### Provided data

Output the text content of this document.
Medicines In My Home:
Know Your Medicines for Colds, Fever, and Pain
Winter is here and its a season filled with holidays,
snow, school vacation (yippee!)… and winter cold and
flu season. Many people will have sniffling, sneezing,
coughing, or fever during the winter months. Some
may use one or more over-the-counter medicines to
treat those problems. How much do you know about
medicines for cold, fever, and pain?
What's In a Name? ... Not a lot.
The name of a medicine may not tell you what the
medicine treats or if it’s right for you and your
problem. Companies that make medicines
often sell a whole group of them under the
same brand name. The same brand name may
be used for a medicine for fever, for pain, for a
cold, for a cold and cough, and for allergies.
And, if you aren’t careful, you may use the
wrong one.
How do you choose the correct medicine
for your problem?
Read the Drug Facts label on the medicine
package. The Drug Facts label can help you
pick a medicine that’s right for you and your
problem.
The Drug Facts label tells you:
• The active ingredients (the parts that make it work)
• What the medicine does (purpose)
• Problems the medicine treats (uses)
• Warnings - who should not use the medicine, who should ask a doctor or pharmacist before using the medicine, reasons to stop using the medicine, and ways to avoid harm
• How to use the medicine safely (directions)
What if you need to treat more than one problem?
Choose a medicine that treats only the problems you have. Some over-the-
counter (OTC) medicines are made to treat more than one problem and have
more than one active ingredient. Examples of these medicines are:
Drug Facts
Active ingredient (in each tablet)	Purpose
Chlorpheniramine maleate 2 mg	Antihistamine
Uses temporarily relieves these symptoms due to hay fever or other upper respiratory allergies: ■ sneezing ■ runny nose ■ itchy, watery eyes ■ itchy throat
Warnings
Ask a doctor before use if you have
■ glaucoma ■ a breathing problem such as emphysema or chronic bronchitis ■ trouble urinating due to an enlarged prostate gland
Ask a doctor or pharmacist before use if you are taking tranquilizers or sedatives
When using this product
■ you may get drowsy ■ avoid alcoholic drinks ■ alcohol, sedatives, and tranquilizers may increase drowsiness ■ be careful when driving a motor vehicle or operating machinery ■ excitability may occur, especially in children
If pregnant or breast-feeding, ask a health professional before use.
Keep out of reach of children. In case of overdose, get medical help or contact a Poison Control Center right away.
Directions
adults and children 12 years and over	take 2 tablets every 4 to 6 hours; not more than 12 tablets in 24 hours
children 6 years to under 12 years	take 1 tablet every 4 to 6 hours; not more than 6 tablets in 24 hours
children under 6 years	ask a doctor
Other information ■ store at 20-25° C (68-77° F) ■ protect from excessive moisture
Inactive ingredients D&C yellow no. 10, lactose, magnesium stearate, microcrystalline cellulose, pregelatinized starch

### Short task
Write out all of the records once more, exactly.

### Output for this exercise
Output the text content of this document.
Medicines In My Home:
Know Your Medicines for Colds, Fever, and Pain
Winter is here and its a season filled with holidays,
snow, school vacation (yippee!)… and winter cold and
flu season. Many people will have sniffling, sneezing,
coughing, or fever during the winter months. Some
may use one or more over-the-counter medicines to
treat those problems. How much do you know about
medicines for cold, fever, and pain?
What's In a Name? ... Not a lot.
The name of a medicine may not tell you what the
medicine treats or if it’s right for you and your
problem. Companies that make medicines
often sell a whole group of them under the
same brand name. The same brand name may
be used for a medicine for fever, for pain, for a
cold, for a cold and cough, and for allergies.
And, if you aren’t careful, you may use the
wrong one.
How do you choose the correct medicine
for your problem?
Read the Drug Facts label on the medicine
package. The Drug Facts label can help you
pick a medicine that’s right for you and your
problem.
The Drug Facts label tells you:
• The active ingredients (the parts that make it work)
• What the medicine does (purpose)
• Problems the medicine treats (uses)
• Warnings - who should not use the medicine, who should ask a doctor or pharmacist before using the medicine, reasons to stop using the medicine, and ways to avoid harm
• How to use the medicine safely (directions)
What if you need to treat more than one problem?
Choose a medicine that treats only the problems you have. Some over-the-
counter (OTC) medicines are made to treat more than one problem and have
more than one active ingredient. Examples of these medicines are:
Drug Facts
Active ingredient (in each tablet)	Purpose
Chlorpheniramine maleate 2 mg	Antihistamine
Uses temporarily relieves these symptoms due to hay fever or other upper respiratory allergies: ■ sneezing ■ runny nose ■ itchy, watery eyes ■ itchy throat
Warnings
Ask a doctor before use if you have
■ glaucoma ■ a breathing problem such as emphysema or chronic bronchitis ■ trouble urinating due to an enlarged prostate gland
Ask a doctor or pharmacist before use if you are taking tranquilizers or sedatives
When using this product
■ you may get drowsy ■ avoid alcoholic drinks ■ alcohol, sedatives, and tranquilizers may increase drowsiness ■ be careful when driving a motor vehicle or operating machinery ■ excitability may occur, especially in children
If pregnant or breast-feeding, ask a health professional before use.
Keep out of reach of children. In case of overdose, get medical help or contact a Poison Control Center right away.
Directions
adults and children 12 years and over	take 2 tablets every 4 to 6 hours; not more than 12 tablets in 24 hours
children 6 years to under 12 years	take 1 tablet every 4 to 6 hours; not more than 6 tablets in 24 hours
children under 6 years	ask a doctor
Other information ■ store at 20-25° C (68-77° F) ■ protect from excessive moisture
Inactive ingredients D&C yellow no. 10, lactose, magnesium stearate, microcrystalline cellulose, pregelatinized starch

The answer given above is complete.